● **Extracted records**
↓↓↓

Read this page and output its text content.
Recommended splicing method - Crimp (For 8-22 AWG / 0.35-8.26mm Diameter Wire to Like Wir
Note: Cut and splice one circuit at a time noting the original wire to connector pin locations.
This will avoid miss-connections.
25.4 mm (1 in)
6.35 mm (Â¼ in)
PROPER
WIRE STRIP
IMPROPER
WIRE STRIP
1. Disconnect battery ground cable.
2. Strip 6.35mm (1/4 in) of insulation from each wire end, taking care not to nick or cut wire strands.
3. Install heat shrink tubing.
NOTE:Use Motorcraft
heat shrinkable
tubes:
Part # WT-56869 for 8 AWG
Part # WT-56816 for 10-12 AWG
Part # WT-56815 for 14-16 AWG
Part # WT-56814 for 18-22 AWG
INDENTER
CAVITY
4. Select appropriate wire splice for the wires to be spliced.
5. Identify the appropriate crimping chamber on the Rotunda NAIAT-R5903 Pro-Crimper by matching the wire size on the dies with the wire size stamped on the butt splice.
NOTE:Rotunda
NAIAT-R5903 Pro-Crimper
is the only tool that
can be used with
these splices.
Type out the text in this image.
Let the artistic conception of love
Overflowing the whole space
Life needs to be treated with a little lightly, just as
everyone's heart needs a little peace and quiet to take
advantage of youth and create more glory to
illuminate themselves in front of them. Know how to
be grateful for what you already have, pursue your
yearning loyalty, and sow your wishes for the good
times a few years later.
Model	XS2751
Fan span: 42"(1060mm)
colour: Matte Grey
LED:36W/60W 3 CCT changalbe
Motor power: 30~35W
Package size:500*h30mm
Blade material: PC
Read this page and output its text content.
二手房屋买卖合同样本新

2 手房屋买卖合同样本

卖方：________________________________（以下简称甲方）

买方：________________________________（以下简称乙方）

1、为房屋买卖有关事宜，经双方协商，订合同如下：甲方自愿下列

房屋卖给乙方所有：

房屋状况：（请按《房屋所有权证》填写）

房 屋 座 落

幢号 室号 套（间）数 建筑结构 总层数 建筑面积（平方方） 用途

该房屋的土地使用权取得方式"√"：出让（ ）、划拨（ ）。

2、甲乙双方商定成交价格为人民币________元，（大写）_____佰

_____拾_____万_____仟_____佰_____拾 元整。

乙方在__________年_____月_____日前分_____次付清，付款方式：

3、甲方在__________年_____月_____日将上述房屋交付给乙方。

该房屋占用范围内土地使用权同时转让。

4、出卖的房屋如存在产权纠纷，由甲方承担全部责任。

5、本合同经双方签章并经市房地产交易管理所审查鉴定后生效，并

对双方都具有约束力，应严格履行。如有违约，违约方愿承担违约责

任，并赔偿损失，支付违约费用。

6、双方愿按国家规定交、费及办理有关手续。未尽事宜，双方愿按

↑↑↑

● **Work to be completed**
Go through the material above line by line and copy it exactly.

● **Answer to the exercise**
Read this page and output its text content.
Recommended splicing method - Crimp (For 8-22 AWG / 0.35-8.26mm Diameter Wire to Like Wir
Note: Cut and splice one circuit at a time noting the original wire to connector pin locations.
This will avoid miss-connections.
25.4 mm (1 in)
6.35 mm (Â¼ in)
PROPER
WIRE STRIP
IMPROPER
WIRE STRIP
1. Disconnect battery ground cable.
2. Strip 6.35mm (1/4 in) of insulation from each wire end, taking care not to nick or cut wire strands.
3. Install heat shrink tubing.
NOTE:Use Motorcraft
heat shrinkable
tubes:
Part # WT-56869 for 8 AWG
Part # WT-56816 for 10-12 AWG
Part # WT-56815 for 14-16 AWG
Part # WT-56814 for 18-22 AWG
INDENTER
CAVITY
4. Select appropriate wire splice for the wires to be spliced.
5. Identify the appropriate crimping chamber on the Rotunda NAIAT-R5903 Pro-Crimper by matching the wire size on the dies with the wire size stamped on the butt splice.
NOTE:Rotunda
NAIAT-R5903 Pro-Crimper
is the only tool that
can be used with
these splices.
Type out the text in this image.
Let the artistic conception of love
Overflowing the whole space
Life needs to be treated with a little lightly, just as
everyone's heart needs a little peace and quiet to take
advantage of youth and create more glory to
illuminate themselves in front of them. Know how to
be grateful for what you already have, pursue your
yearning loyalty, and sow your wishes for the good
times a few years later.
Model	XS2751
Fan span: 42"(1060mm)
colour: Matte Grey
LED:36W/60W 3 CCT changalbe
Motor power: 30~35W
Package size:500*h30mm
Blade material: PC
Read this page and output its text content.
二手房屋买卖合同样本新

2 手房屋买卖合同样本

卖方：________________________________（以下简称甲方）

买方：________________________________（以下简称乙方）

1、为房屋买卖有关事宜，经双方协商，订合同如下：甲方自愿下列

房屋卖给乙方所有：

房屋状况：（请按《房屋所有权证》填写）

房 屋 座 落

幢号 室号 套（间）数 建筑结构 总层数 建筑面积（平方方） 用途

该房屋的土地使用权取得方式"√"：出让（ ）、划拨（ ）。

2、甲乙双方商定成交价格为人民币________元，（大写）_____佰

_____拾_____万_____仟_____佰_____拾 元整。

乙方在__________年_____月_____日前分_____次付清，付款方式：

3、甲方在__________年_____月_____日将上述房屋交付给乙方。

该房屋占用范围内土地使用权同时转让。

4、出卖的房屋如存在产权纠纷，由甲方承担全部责任。

5、本合同经双方签章并经市房地产交易管理所审查鉴定后生效，并

对双方都具有约束力，应严格履行。如有违约，违约方愿承担违约责

任，并赔偿损失，支付违约费用。

6、双方愿按国家规定交、费及办理有关手续。未尽事宜，双方愿按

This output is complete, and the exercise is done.